What to work on = Rewrite the entries below, replacing "chevron-right-icon" with "arrow-right-icon" and changing nothing else, and leave the pictures out of your answer.

Extracted material =

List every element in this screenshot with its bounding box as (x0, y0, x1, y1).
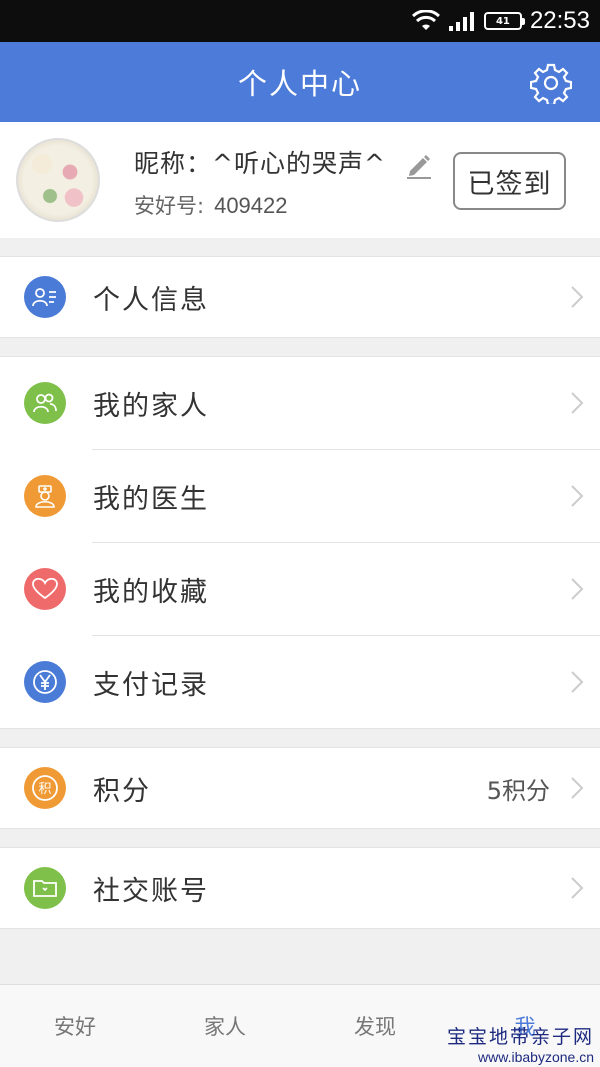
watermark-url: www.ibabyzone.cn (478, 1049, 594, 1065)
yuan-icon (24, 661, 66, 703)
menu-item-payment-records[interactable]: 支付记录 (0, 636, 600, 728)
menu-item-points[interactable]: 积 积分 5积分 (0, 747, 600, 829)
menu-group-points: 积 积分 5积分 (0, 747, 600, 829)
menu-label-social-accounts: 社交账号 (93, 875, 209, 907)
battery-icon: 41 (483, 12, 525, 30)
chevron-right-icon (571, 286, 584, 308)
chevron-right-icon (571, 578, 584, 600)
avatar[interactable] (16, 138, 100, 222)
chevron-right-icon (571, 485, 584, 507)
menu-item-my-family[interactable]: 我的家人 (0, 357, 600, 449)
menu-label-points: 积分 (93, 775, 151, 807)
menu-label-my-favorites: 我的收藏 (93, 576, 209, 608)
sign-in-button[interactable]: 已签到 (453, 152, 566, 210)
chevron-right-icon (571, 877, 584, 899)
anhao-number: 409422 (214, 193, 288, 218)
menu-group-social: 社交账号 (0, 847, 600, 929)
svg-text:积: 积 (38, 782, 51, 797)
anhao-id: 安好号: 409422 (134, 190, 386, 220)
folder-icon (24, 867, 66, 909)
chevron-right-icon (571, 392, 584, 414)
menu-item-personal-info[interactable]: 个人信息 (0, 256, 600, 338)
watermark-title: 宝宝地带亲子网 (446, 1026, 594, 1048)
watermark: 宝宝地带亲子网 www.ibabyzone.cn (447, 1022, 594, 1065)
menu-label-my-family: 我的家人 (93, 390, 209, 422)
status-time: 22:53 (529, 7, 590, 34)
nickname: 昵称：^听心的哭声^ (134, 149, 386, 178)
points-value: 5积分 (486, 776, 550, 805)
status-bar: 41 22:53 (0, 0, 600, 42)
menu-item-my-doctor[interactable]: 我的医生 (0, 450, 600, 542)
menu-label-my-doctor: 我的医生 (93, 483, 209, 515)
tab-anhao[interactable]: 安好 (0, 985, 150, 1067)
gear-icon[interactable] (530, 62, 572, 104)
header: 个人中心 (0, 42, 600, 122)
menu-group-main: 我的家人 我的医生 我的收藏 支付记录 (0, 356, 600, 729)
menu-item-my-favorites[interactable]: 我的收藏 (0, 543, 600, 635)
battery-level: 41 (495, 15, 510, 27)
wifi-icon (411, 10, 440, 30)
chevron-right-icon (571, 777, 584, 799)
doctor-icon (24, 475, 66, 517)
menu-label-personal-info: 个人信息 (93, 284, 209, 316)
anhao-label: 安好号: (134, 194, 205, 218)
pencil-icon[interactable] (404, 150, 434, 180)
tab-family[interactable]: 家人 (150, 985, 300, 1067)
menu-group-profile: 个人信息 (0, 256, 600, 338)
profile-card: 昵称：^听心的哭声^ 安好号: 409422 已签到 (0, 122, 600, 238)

Final result =
List every element in this screenshot with its bounding box as (x0, y0, x1, y1).
watermark-url: www.ibabyzone.cn (478, 1049, 594, 1065)
yuan-icon (24, 661, 66, 703)
menu-item-payment-records[interactable]: 支付记录 (0, 636, 600, 728)
menu-item-points[interactable]: 积 积分 5积分 (0, 747, 600, 829)
menu-group-points: 积 积分 5积分 (0, 747, 600, 829)
menu-label-social-accounts: 社交账号 (93, 875, 209, 907)
battery-icon: 41 (483, 12, 525, 30)
arrow-right-icon (571, 286, 584, 308)
arrow-right-icon (571, 578, 584, 600)
avatar[interactable] (16, 138, 100, 222)
arrow-right-icon (571, 485, 584, 507)
menu-item-my-family[interactable]: 我的家人 (0, 357, 600, 449)
menu-label-points: 积分 (93, 775, 151, 807)
menu-label-my-favorites: 我的收藏 (93, 576, 209, 608)
sign-in-button[interactable]: 已签到 (453, 152, 566, 210)
arrow-right-icon (571, 877, 584, 899)
anhao-number: 409422 (214, 193, 288, 218)
menu-group-social: 社交账号 (0, 847, 600, 929)
svg-text:积: 积 (38, 782, 51, 797)
anhao-id: 安好号: 409422 (134, 190, 386, 220)
folder-icon (24, 867, 66, 909)
arrow-right-icon (571, 392, 584, 414)
menu-item-personal-info[interactable]: 个人信息 (0, 256, 600, 338)
watermark-title: 宝宝地带亲子网 (446, 1026, 594, 1048)
watermark: 宝宝地带亲子网 www.ibabyzone.cn (447, 1022, 594, 1065)
menu-label-my-family: 我的家人 (93, 390, 209, 422)
status-time: 22:53 (529, 7, 590, 34)
nickname: 昵称：^听心的哭声^ (134, 149, 386, 178)
points-value: 5积分 (486, 776, 550, 805)
status-bar: 41 22:53 (0, 0, 600, 42)
menu-item-my-doctor[interactable]: 我的医生 (0, 450, 600, 542)
menu-label-my-doctor: 我的医生 (93, 483, 209, 515)
tab-anhao[interactable]: 安好 (0, 985, 150, 1067)
gear-icon[interactable] (530, 62, 572, 104)
header: 个人中心 (0, 42, 600, 122)
menu-group-main: 我的家人 我的医生 我的收藏 支付记录 (0, 356, 600, 729)
menu-item-my-favorites[interactable]: 我的收藏 (0, 543, 600, 635)
battery-level: 41 (495, 15, 510, 27)
wifi-icon (411, 10, 440, 30)
arrow-right-icon (571, 777, 584, 799)
doctor-icon (24, 475, 66, 517)
menu-label-personal-info: 个人信息 (93, 284, 209, 316)
anhao-label: 安好号: (134, 194, 205, 218)
pencil-icon[interactable] (404, 150, 434, 180)
tab-family[interactable]: 家人 (150, 985, 300, 1067)
menu-group-profile: 个人信息 (0, 256, 600, 338)
profile-card: 昵称：^听心的哭声^ 安好号: 409422 已签到 (0, 122, 600, 238)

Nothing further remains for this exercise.